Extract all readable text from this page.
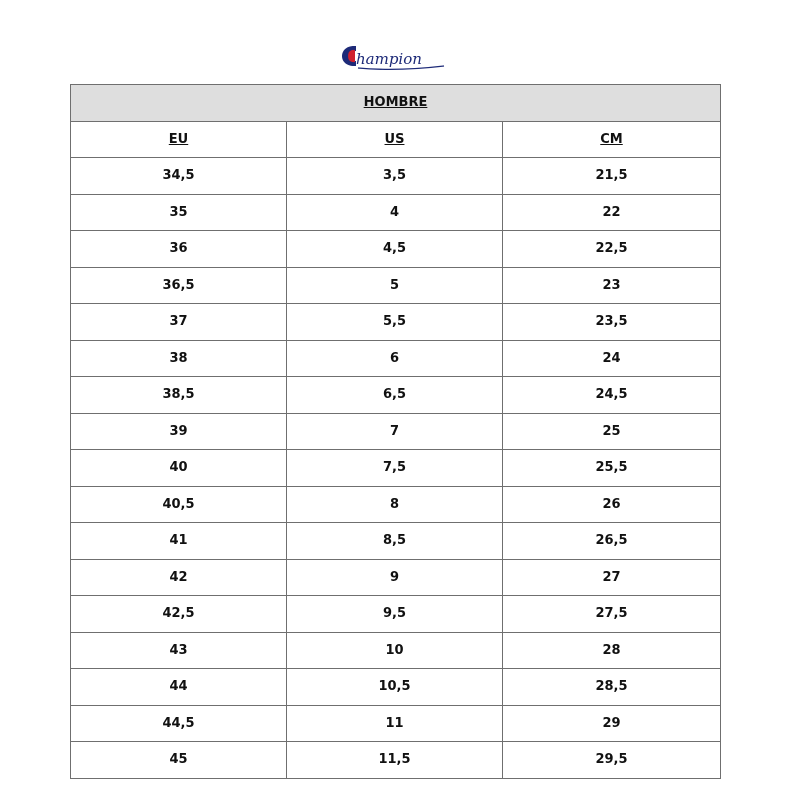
hampion
HOMBRE		
EU	US	CM
34,5	3,5	21,5
35	4	22
36	4,5	22,5
36,5	5	23
37	5,5	23,5
38	6	24
38,5	6,5	24,5
39	7	25
40	7,5	25,5
40,5	8	26
41	8,5	26,5
42	9	27
42,5	9,5	27,5
43	10	28
44	10,5	28,5
44,5	11	29
45	11,5	29,5
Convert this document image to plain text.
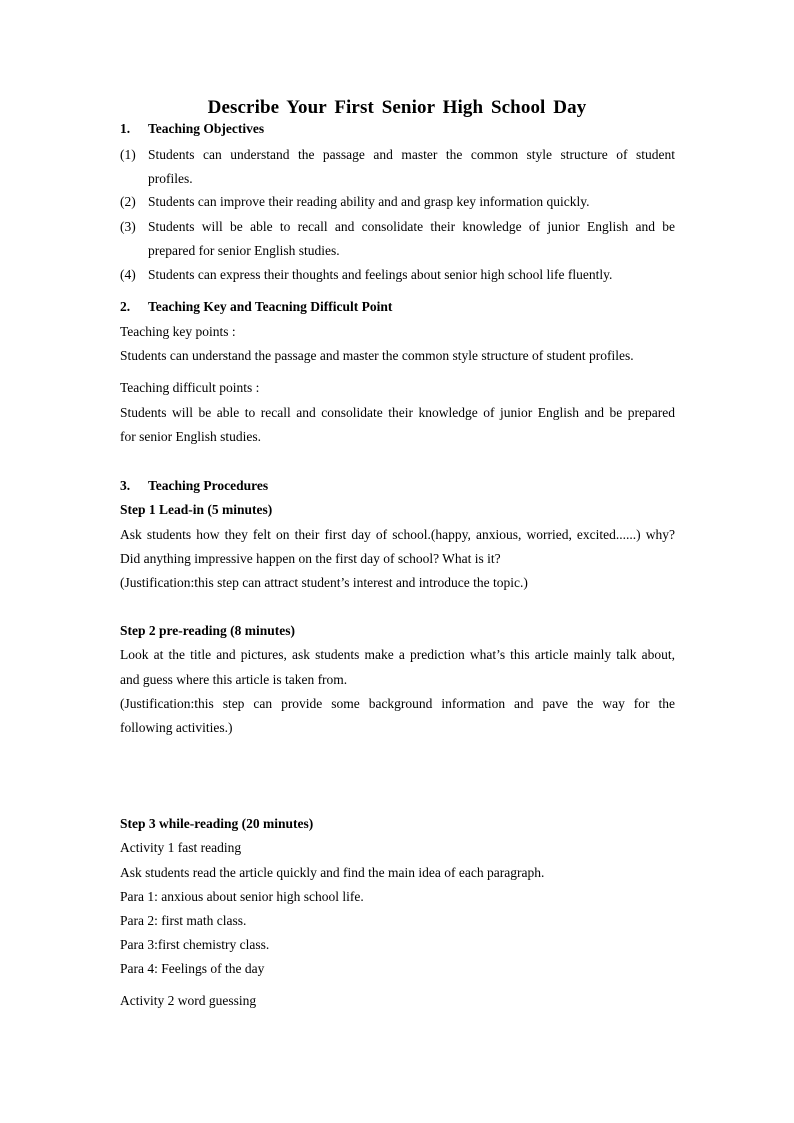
Describe Your First Senior High School Day
1. Teaching Objectives
(1) Students can understand the passage and master the common style structure of student
profiles.
(2) Students can improve their reading ability and and grasp key information quickly.
(3) Students will be able to recall and consolidate their knowledge of junior English and be
prepared for senior English studies.
(4) Students can express their thoughts and feelings about senior high school life fluently.
2. Teaching Key and Teacning Difficult Point
Teaching key points :
Students can understand the passage and master the common style structure of student profiles.
Teaching difficult points :
Students will be able to recall and consolidate their knowledge of junior English and be prepared
for senior English studies.
3. Teaching Procedures
Step 1 Lead-in (5 minutes)
Ask students how they felt on their first day of school.(happy, anxious, worried, excited......) why?
Did anything impressive happen on the first day of school? What is it?
(Justification:this step can attract student’s interest and introduce the topic.)
Step 2 pre-reading (8 minutes)
Look at the title and pictures, ask students make a prediction what’s this article mainly talk about,
and guess where this article is taken from.
(Justification:this step can provide some background information and pave the way for the
following activities.)
Step 3 while-reading (20 minutes)
Activity 1 fast reading
Ask students read the article quickly and find the main idea of each paragraph.
Para 1: anxious about senior high school life.
Para 2: first math class.
Para 3:first chemistry class.
Para 4: Feelings of the day
Activity 2 word guessing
┄┄┄┄┄┄
▶ [EXERCISE OBJECTIVE]
Search the entries for the string "Activity" and collect each line that has it.

▶ [RESULT OF THIS TASK]
Activity 1 fast reading
Activity 2 word guessing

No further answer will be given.